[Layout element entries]
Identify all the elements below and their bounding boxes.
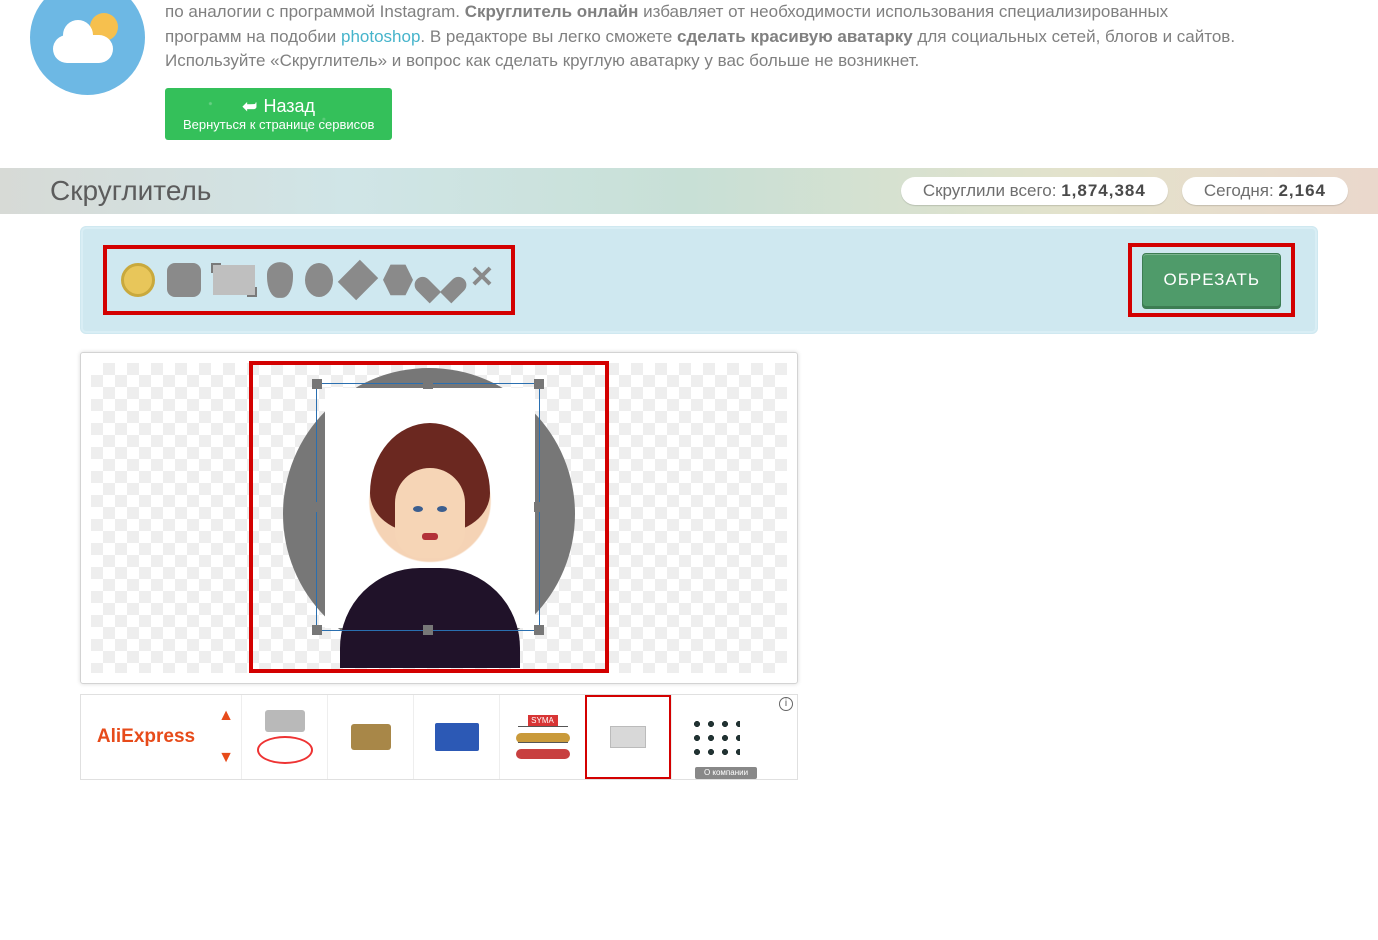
intro-pre: по аналогии с программой Instagram. [165,2,465,21]
back-button[interactable]: ➦ Назад Вернуться к странице сервисов [165,88,392,140]
ad-item-2[interactable] [327,695,413,779]
stat-today-value: 2,164 [1278,181,1326,200]
back-arrow-icon: ➦ [242,96,257,117]
ad-item-5[interactable] [585,695,671,779]
title-bar: Скруглитель Скруглили всего: 1,874,384 С… [0,168,1378,214]
crop-button[interactable]: ОБРЕЗАТЬ [1142,253,1281,307]
stat-today-label: Сегодня: [1204,181,1279,200]
intro-pre2: . В редакторе вы легко сможете [420,27,677,46]
ad-brand-logo[interactable]: AliExpress [81,695,211,779]
ad-item-4[interactable]: SYMA [499,695,585,779]
site-logo [30,0,145,95]
stat-total: Скруглили всего: 1,874,384 [901,177,1168,205]
shape-heart[interactable] [425,266,455,294]
stat-total-label: Скруглили всего: [923,181,1061,200]
shape-cross-icon[interactable]: ✕ [467,263,497,297]
shape-rounded-square[interactable] [167,263,201,297]
ad-item-6[interactable]: О компании [671,695,757,779]
shape-hexagon[interactable] [383,263,413,297]
shape-selector-highlight: ✕ [103,245,515,315]
ad-up-arrow-icon[interactable]: ▲ [218,707,234,725]
shape-circle[interactable] [121,263,155,297]
ad-company-badge[interactable]: О компании [695,767,757,779]
back-button-subtitle: Вернуться к странице сервисов [183,117,374,132]
shape-oval[interactable] [305,263,333,297]
crop-button-highlight: ОБРЕЗАТЬ [1128,243,1295,317]
back-button-title: Назад [263,96,315,116]
editor-canvas[interactable] [91,363,787,673]
ad-item-3[interactable] [413,695,499,779]
editor-canvas-frame [80,352,798,684]
shape-diamond[interactable] [338,260,378,300]
intro-text: по аналогии с программой Instagram. Скру… [165,0,1245,74]
shape-drop[interactable] [267,262,293,298]
stat-today: Сегодня: 2,164 [1182,177,1348,205]
stat-total-value: 1,874,384 [1061,181,1146,200]
shape-rectangle[interactable] [213,265,255,295]
page-title: Скруглитель [50,175,211,207]
ad-down-arrow-icon[interactable]: ▼ [218,749,234,767]
ad-banner[interactable]: AliExpress ▲ ▼ SYMA [80,694,798,780]
photoshop-link[interactable]: photoshop [341,27,420,46]
intro-bold2: сделать красивую аватарку [677,27,913,46]
ad-info-icon[interactable]: i [779,697,793,711]
intro-bold1: Скруглитель онлайн [465,2,639,21]
ad-item-1[interactable] [241,695,327,779]
toolbar: ✕ ОБРЕЗАТЬ [80,226,1318,334]
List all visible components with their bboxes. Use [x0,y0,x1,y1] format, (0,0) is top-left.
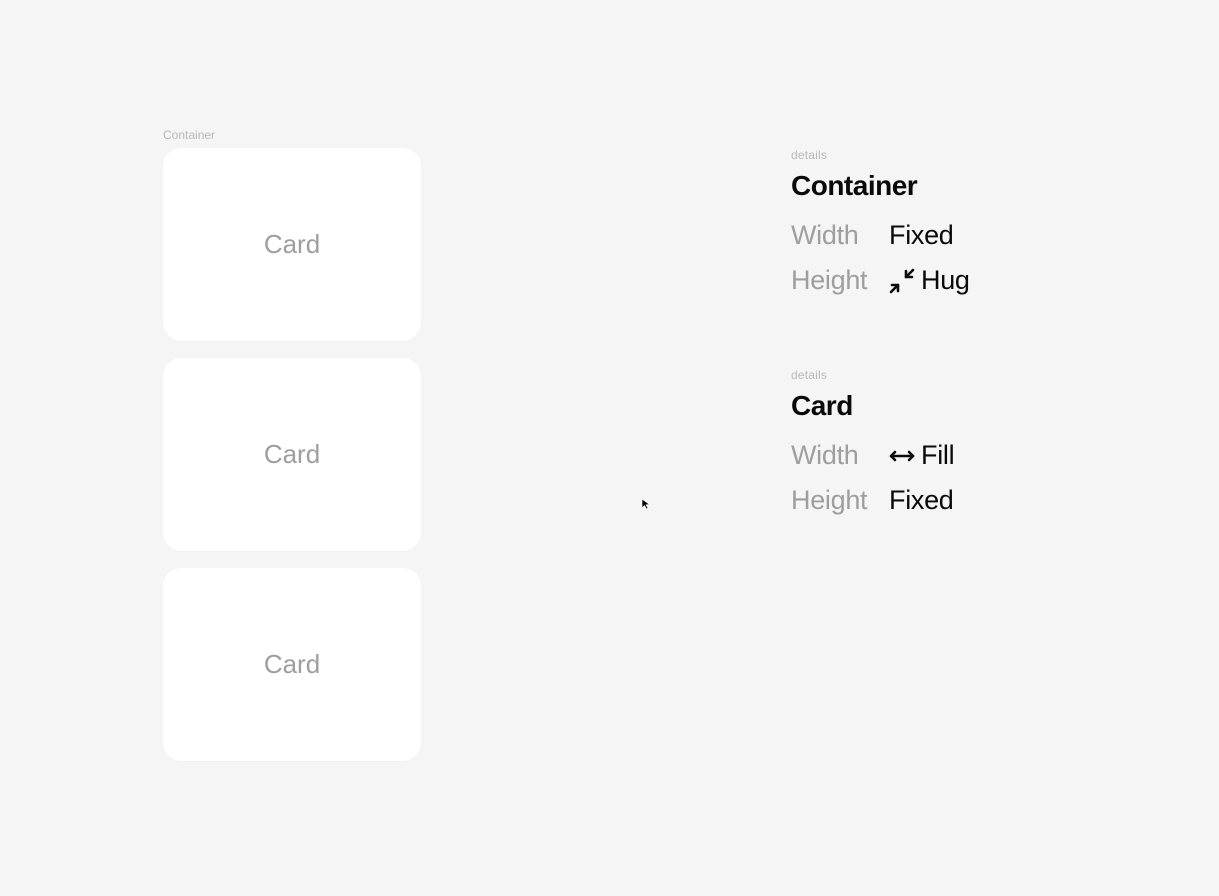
details-title: Card [791,390,970,422]
property-value-text: Fill [921,440,954,471]
card[interactable]: Card [163,568,421,761]
property-label: Height [791,485,889,516]
card-text: Card [264,649,320,680]
property-row: Height Fixed [791,485,970,516]
hug-icon [889,268,915,294]
details-panel: details Container Width Fixed Height Hug [791,148,970,530]
property-label: Width [791,440,889,471]
property-row: Height Hug [791,265,970,296]
details-title: Container [791,170,970,202]
property-value-text: Fixed [889,485,954,516]
details-block-card: details Card Width Fill Height Fixed [791,368,970,530]
canvas-area: Container Card Card Card [163,128,421,761]
details-section-label: details [791,148,970,162]
property-value-text: Fixed [889,220,954,251]
property-value[interactable]: Fixed [889,485,954,516]
mouse-cursor-icon [641,497,651,507]
container-label: Container [163,128,421,142]
card[interactable]: Card [163,148,421,341]
property-value-text: Hug [921,265,970,296]
details-block-container: details Container Width Fixed Height Hug [791,148,970,310]
property-row: Width Fixed [791,220,970,251]
property-row: Width Fill [791,440,970,471]
container[interactable]: Card Card Card [163,148,421,761]
property-value[interactable]: Hug [889,265,970,296]
property-value[interactable]: Fill [889,440,954,471]
fill-icon [889,443,915,469]
property-label: Width [791,220,889,251]
card-text: Card [264,439,320,470]
property-value[interactable]: Fixed [889,220,954,251]
property-label: Height [791,265,889,296]
details-section-label: details [791,368,970,382]
card[interactable]: Card [163,358,421,551]
card-text: Card [264,229,320,260]
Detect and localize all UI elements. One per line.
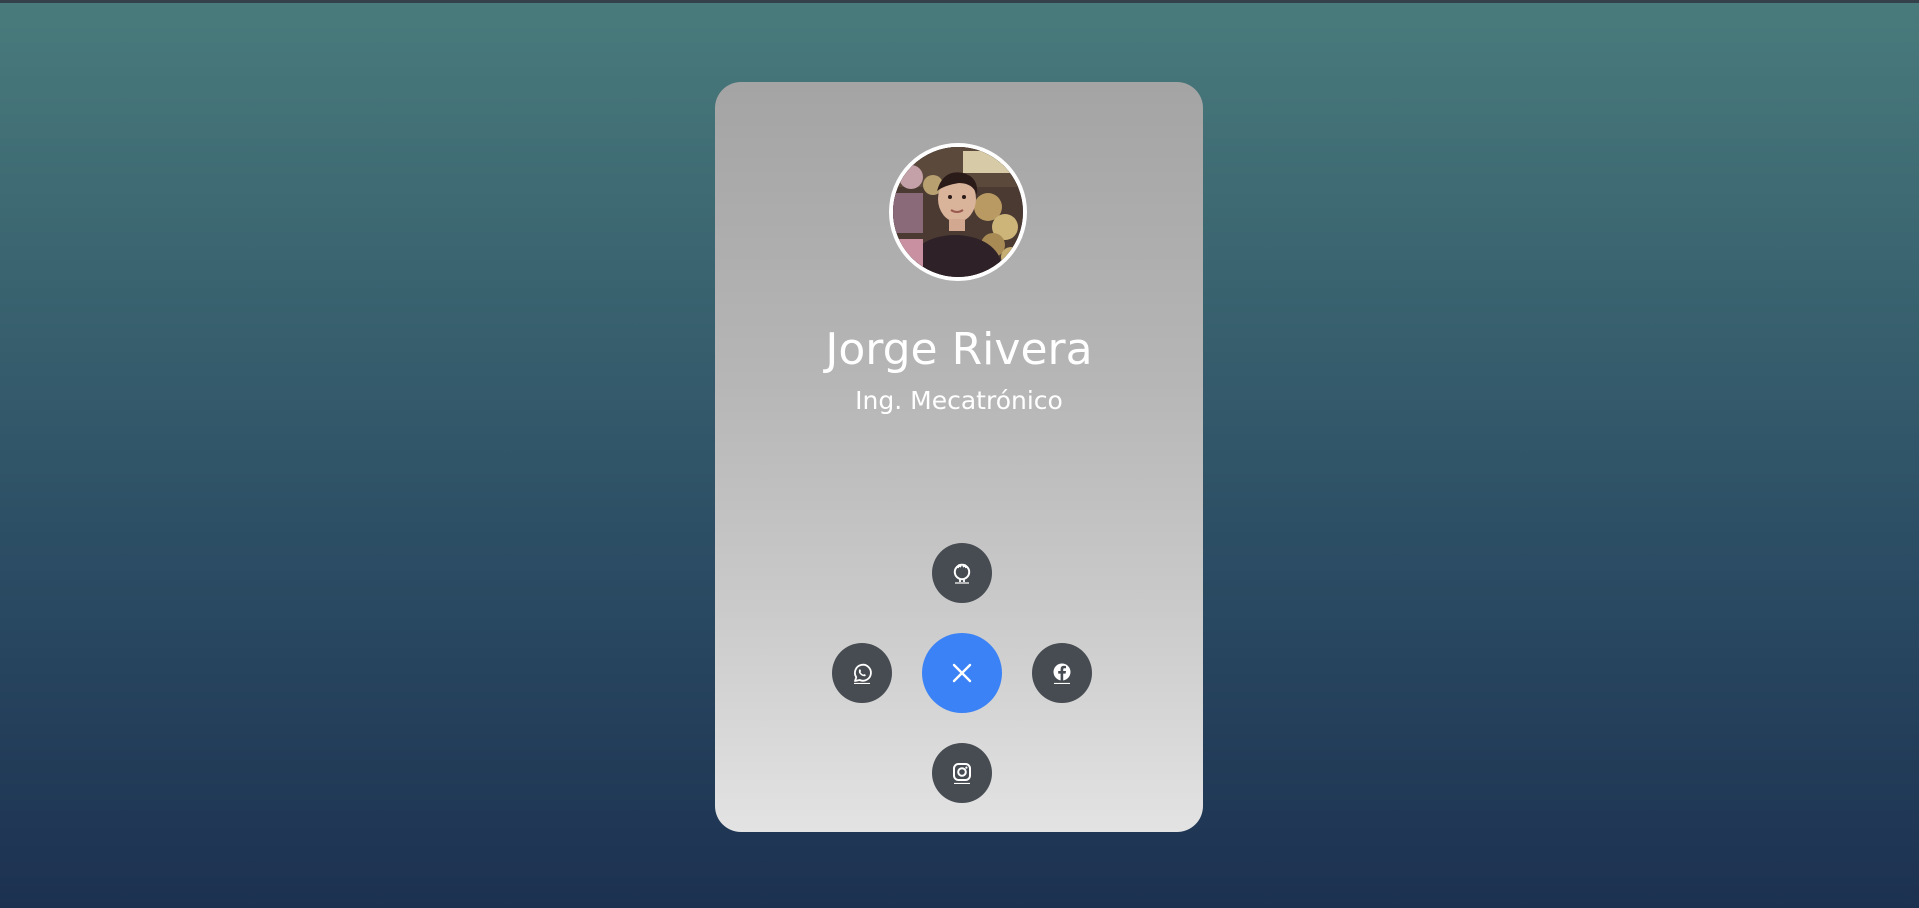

▸ **DIRECTIONS**:
Show every line from the entries above that contains the string "Height".

▸ **RESPONSE**:
property-label: Height [791,485,889,516]
property-row: Height Fixed [791,485,970,516]
details-panel: details Container Width Fixed Height Hug [791,148,970,530]
property-row: Height Hug [791,265,970,296]
details-block-card: details Card Width Fill Height Fixed [791,368,970,530]
details-block-container: details Container Width Fixed Height Hug [791,148,970,310]
property-label: Height [791,265,889,296]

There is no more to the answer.